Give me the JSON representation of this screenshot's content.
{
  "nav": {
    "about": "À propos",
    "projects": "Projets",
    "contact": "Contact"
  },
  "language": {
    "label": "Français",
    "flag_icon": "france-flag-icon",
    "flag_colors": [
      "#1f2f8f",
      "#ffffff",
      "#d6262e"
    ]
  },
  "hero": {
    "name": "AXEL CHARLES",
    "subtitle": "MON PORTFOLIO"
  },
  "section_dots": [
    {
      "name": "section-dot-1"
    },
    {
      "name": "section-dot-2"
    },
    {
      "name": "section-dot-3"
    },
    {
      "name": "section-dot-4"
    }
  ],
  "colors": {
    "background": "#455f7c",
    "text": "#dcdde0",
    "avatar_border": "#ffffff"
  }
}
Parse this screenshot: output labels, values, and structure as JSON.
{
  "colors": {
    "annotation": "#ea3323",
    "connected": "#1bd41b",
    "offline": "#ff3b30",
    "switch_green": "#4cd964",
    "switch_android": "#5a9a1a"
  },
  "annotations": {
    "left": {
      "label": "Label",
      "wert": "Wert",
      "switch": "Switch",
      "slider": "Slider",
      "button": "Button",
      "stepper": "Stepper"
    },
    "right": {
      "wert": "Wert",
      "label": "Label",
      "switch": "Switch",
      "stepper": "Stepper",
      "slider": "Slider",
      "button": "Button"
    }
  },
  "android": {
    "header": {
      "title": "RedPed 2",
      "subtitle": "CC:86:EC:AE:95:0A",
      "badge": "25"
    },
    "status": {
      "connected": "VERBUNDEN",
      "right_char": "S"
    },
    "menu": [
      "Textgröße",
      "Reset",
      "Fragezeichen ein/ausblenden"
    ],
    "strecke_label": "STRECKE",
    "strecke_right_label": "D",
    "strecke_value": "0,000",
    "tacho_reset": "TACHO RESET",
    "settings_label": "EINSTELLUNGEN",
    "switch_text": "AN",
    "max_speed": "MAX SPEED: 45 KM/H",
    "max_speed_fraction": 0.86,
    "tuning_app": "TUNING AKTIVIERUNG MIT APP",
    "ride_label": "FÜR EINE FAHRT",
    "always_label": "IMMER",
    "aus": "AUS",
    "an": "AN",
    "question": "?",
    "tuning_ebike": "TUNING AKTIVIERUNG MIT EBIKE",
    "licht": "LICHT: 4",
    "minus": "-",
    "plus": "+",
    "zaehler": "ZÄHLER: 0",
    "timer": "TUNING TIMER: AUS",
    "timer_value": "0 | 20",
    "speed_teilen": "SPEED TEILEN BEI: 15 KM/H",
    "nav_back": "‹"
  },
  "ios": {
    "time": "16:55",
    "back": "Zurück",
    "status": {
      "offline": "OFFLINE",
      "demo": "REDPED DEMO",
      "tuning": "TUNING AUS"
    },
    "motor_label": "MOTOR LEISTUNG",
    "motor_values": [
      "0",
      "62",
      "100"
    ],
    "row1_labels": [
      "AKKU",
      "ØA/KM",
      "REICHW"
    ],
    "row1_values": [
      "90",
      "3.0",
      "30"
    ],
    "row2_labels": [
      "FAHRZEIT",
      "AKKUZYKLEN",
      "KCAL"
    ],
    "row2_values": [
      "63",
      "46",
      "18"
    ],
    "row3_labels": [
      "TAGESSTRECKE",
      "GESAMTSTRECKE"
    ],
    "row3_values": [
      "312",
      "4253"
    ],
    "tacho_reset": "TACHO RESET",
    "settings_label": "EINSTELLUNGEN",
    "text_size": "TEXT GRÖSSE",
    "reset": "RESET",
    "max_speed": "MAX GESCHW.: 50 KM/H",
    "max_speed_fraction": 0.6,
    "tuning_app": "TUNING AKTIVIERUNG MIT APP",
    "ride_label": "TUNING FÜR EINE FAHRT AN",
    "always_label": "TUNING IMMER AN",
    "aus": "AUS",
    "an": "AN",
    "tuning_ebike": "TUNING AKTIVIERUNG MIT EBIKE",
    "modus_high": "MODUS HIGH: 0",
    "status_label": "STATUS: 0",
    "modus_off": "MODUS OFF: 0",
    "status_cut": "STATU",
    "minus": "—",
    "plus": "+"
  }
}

• _AIM OF THE EXERCISE_:
From the data above, copy each line that has the string "subtitle".

• _WRITTEN SOLUTION_:
    "subtitle": "MON PORTFOLIO"
      "subtitle": "CC:86:EC:AE:95:0A",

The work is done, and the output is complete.